What follows is a set of records; restate each one word for word and drop the pictures.

(Data entries)
==============================

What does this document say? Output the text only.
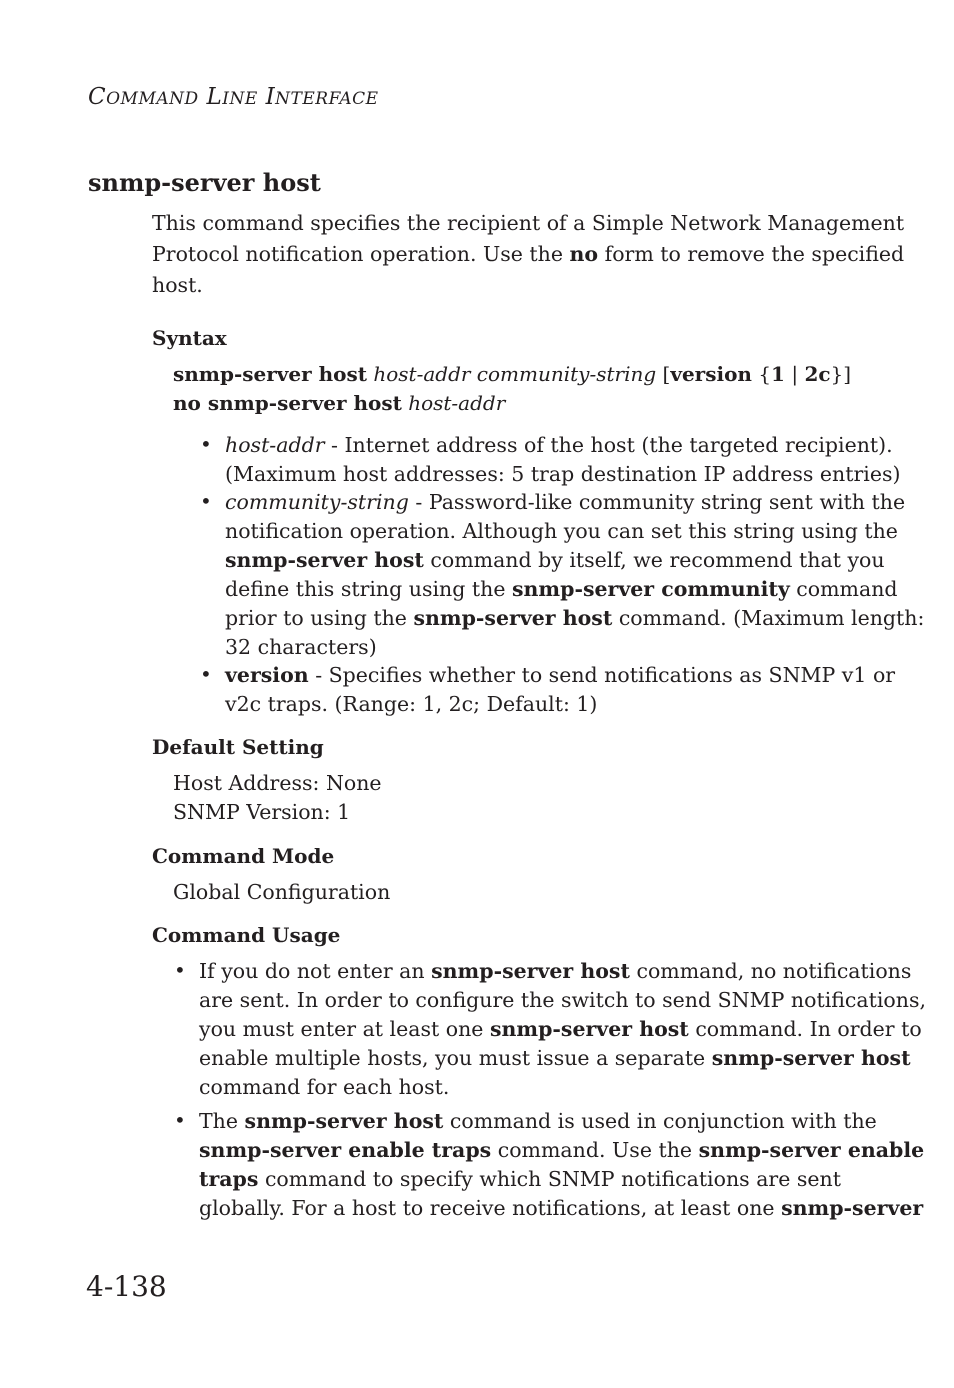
COMMAND LINE INTERFACE
snmp-server host
This command specifies the recipient of a Simple Network Management
Protocol notification operation. Use the no form to remove the specified
host.
Syntax
snmp-server host host-addr community-string [version {1 | 2c}]
no snmp-server host host-addr
• host-addr - Internet address of the host (the targeted recipient).
(Maximum host addresses: 5 trap destination IP address entries)
• community-string - Password-like community string sent with the
notification operation. Although you can set this string using the
snmp-server host command by itself, we recommend that you
define this string using the snmp-server community command
prior to using the snmp-server host command. (Maximum length:
32 characters)
• version - Specifies whether to send notifications as SNMP v1 or
v2c traps. (Range: 1, 2c; Default: 1)
Default Setting
Host Address: None
SNMP Version: 1
Command Mode
Global Configuration
Command Usage
• If you do not enter an snmp-server host command, no notifications
are sent. In order to configure the switch to send SNMP notifications,
you must enter at least one snmp-server host command. In order to
enable multiple hosts, you must issue a separate snmp-server host
command for each host.
• The snmp-server host command is used in conjunction with the
snmp-server enable traps command. Use the snmp-server enable
traps command to specify which SNMP notifications are sent
globally. For a host to receive notifications, at least one snmp-server
4-138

==============================

RESPONSE FOR THIS EXERCISE:
What does this document say? Output the text only.
COMMAND LINE INTERFACE
snmp-server host
This command specifies the recipient of a Simple Network Management
Protocol notification operation. Use the no form to remove the specified
host.
Syntax
snmp-server host host-addr community-string [version {1 | 2c}]
no snmp-server host host-addr
• host-addr - Internet address of the host (the targeted recipient).
(Maximum host addresses: 5 trap destination IP address entries)
• community-string - Password-like community string sent with the
notification operation. Although you can set this string using the
snmp-server host command by itself, we recommend that you
define this string using the snmp-server community command
prior to using the snmp-server host command. (Maximum length:
32 characters)
• version - Specifies whether to send notifications as SNMP v1 or
v2c traps. (Range: 1, 2c; Default: 1)
Default Setting
Host Address: None
SNMP Version: 1
Command Mode
Global Configuration
Command Usage
• If you do not enter an snmp-server host command, no notifications
are sent. In order to configure the switch to send SNMP notifications,
you must enter at least one snmp-server host command. In order to
enable multiple hosts, you must issue a separate snmp-server host
command for each host.
• The snmp-server host command is used in conjunction with the
snmp-server enable traps command. Use the snmp-server enable
traps command to specify which SNMP notifications are sent
globally. For a host to receive notifications, at least one snmp-server
4-138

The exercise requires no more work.